[Stored records]
☆ ☆ ☆ ☆

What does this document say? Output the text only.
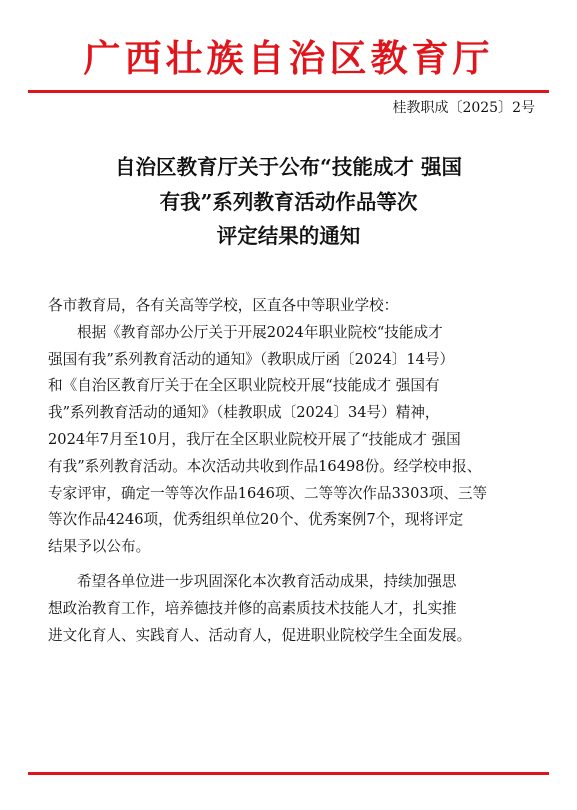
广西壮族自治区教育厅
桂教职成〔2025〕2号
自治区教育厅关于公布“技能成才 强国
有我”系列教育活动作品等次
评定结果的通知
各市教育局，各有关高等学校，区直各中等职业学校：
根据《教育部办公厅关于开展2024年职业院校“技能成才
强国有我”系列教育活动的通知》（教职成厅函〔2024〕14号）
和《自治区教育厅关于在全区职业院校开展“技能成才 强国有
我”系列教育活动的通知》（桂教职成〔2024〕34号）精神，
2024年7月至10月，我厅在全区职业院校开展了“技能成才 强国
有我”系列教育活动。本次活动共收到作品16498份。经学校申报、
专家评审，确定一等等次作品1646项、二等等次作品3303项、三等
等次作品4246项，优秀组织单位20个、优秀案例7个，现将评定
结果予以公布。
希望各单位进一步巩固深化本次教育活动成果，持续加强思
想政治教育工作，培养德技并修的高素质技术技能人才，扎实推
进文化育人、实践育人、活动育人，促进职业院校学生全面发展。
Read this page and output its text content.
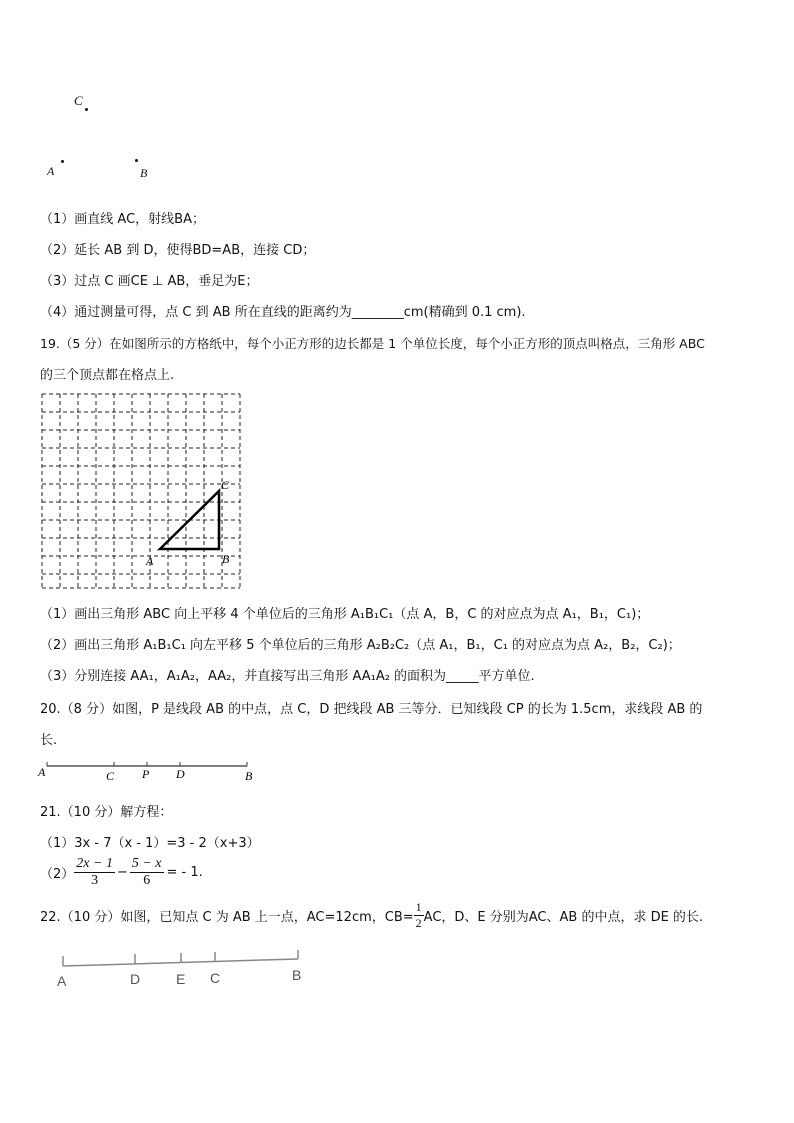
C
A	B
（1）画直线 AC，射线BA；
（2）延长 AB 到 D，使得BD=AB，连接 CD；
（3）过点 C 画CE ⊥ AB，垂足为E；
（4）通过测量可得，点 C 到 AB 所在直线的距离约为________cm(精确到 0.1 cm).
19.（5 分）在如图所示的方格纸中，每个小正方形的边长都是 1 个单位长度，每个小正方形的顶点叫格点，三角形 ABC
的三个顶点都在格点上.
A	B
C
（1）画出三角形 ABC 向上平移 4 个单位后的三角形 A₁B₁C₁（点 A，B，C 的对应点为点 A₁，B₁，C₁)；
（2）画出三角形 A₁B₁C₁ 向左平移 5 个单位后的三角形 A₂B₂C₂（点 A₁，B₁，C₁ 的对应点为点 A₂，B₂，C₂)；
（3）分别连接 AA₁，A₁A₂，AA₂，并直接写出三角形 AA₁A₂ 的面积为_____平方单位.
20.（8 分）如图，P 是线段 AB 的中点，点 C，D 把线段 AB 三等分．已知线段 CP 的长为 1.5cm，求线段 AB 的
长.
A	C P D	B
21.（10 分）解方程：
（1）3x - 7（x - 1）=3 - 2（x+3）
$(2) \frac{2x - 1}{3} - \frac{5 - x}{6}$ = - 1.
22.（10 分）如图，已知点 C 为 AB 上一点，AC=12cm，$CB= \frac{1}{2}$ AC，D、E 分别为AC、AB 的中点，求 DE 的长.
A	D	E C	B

☆ ☆ ☆ ☆

■ GOAL ■
Retype, word for word, only the lines from the line with "Read this page and output its text content." to the final line of the listing above; the pictures do not belong in the copy.

■ EXERCISE RESPONSE ■
Read this page and output its text content.
C
A	B
（1）画直线 AC，射线BA；
（2）延长 AB 到 D，使得BD=AB，连接 CD；
（3）过点 C 画CE ⊥ AB，垂足为E；
（4）通过测量可得，点 C 到 AB 所在直线的距离约为________cm(精确到 0.1 cm).
19.（5 分）在如图所示的方格纸中，每个小正方形的边长都是 1 个单位长度，每个小正方形的顶点叫格点，三角形 ABC
的三个顶点都在格点上.
A	B
C
（1）画出三角形 ABC 向上平移 4 个单位后的三角形 A₁B₁C₁（点 A，B，C 的对应点为点 A₁，B₁，C₁)；
（2）画出三角形 A₁B₁C₁ 向左平移 5 个单位后的三角形 A₂B₂C₂（点 A₁，B₁，C₁ 的对应点为点 A₂，B₂，C₂)；
（3）分别连接 AA₁，A₁A₂，AA₂，并直接写出三角形 AA₁A₂ 的面积为_____平方单位.
20.（8 分）如图，P 是线段 AB 的中点，点 C，D 把线段 AB 三等分．已知线段 CP 的长为 1.5cm，求线段 AB 的
长.
A	C P D	B
21.（10 分）解方程：
（1）3x - 7（x - 1）=3 - 2（x+3）
$(2) \frac{2x - 1}{3} - \frac{5 - x}{6}$ = - 1.
22.（10 分）如图，已知点 C 为 AB 上一点，AC=12cm，$CB= \frac{1}{2}$ AC，D、E 分别为AC、AB 的中点，求 DE 的长.
A	D	E C	B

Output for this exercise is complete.